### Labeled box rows
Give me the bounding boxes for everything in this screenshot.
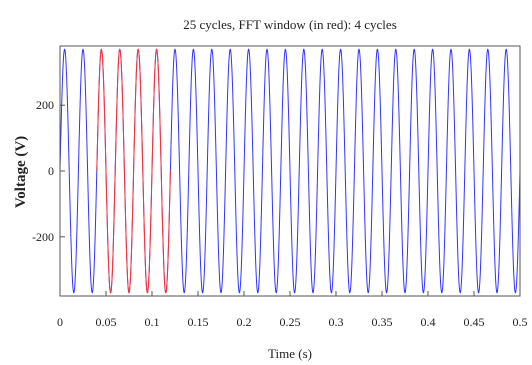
- y-tick-label: 200: [36, 98, 54, 112]
- x-tick-label: 0.2: [237, 315, 252, 329]
- series-line-full-signal: [59, 48, 521, 294]
- y-tick-label: 0: [48, 164, 54, 178]
- y-tick-label: -200: [32, 230, 54, 244]
- plot-area: [59, 48, 521, 294]
- axes-frame: [59, 45, 521, 297]
- chart-title: 25 cycles, FFT window (in red): 4 cycles: [183, 17, 397, 32]
- axis-ticks: 0 0.05 0.1 0.15 0.2 0.25 0.3 0.35 0.4 0.45 0.5 -200…: [32, 98, 528, 329]
- x-axis-label: Time (s): [268, 346, 312, 361]
- x-tick-label: 0.5: [513, 315, 528, 329]
- y-axis-label: Voltage (V): [13, 136, 29, 208]
- x-tick-label: 0.45: [464, 315, 485, 329]
- x-tick-label: 0: [57, 315, 63, 329]
- x-tick-label: 0.35: [372, 315, 393, 329]
- x-tick-label: 0.25: [280, 315, 301, 329]
- x-tick-label: 0.3: [329, 315, 344, 329]
- x-tick-label: 0.05: [96, 315, 117, 329]
- x-tick-label: 0.4: [421, 315, 436, 329]
- x-tick-label: 0.1: [145, 315, 160, 329]
- x-tick-label: 0.15: [188, 315, 209, 329]
- series-line-fft-window: [96, 48, 171, 294]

### DIRECTIVE
Please copy the rows above, replacing "x-tick-label" with "x-axis tick label" everywhere and keeping everything else the same. Leave the pictures out.

### WRITTEN ANSWER
Give me the bounding boxes for everything in this screenshot.
- y-tick-label: 200: [36, 98, 54, 112]
- x-axis tick label: 0.2: [237, 315, 252, 329]
- series-line-full-signal: [59, 48, 521, 294]
- y-tick-label: 0: [48, 164, 54, 178]
- y-tick-label: -200: [32, 230, 54, 244]
- plot-area: [59, 48, 521, 294]
- axes-frame: [59, 45, 521, 297]
- chart-title: 25 cycles, FFT window (in red): 4 cycles: [183, 17, 397, 32]
- axis-ticks: 0 0.05 0.1 0.15 0.2 0.25 0.3 0.35 0.4 0.45 0.5 -200…: [32, 98, 528, 329]
- x-axis-label: Time (s): [268, 346, 312, 361]
- x-axis tick label: 0.5: [513, 315, 528, 329]
- y-axis-label: Voltage (V): [13, 136, 29, 208]
- x-axis tick label: 0.45: [464, 315, 485, 329]
- x-axis tick label: 0: [57, 315, 63, 329]
- x-axis tick label: 0.35: [372, 315, 393, 329]
- x-axis tick label: 0.25: [280, 315, 301, 329]
- x-axis tick label: 0.3: [329, 315, 344, 329]
- x-axis tick label: 0.05: [96, 315, 117, 329]
- x-axis tick label: 0.4: [421, 315, 436, 329]
- x-axis tick label: 0.1: [145, 315, 160, 329]
- x-axis tick label: 0.15: [188, 315, 209, 329]
- series-line-fft-window: [96, 48, 171, 294]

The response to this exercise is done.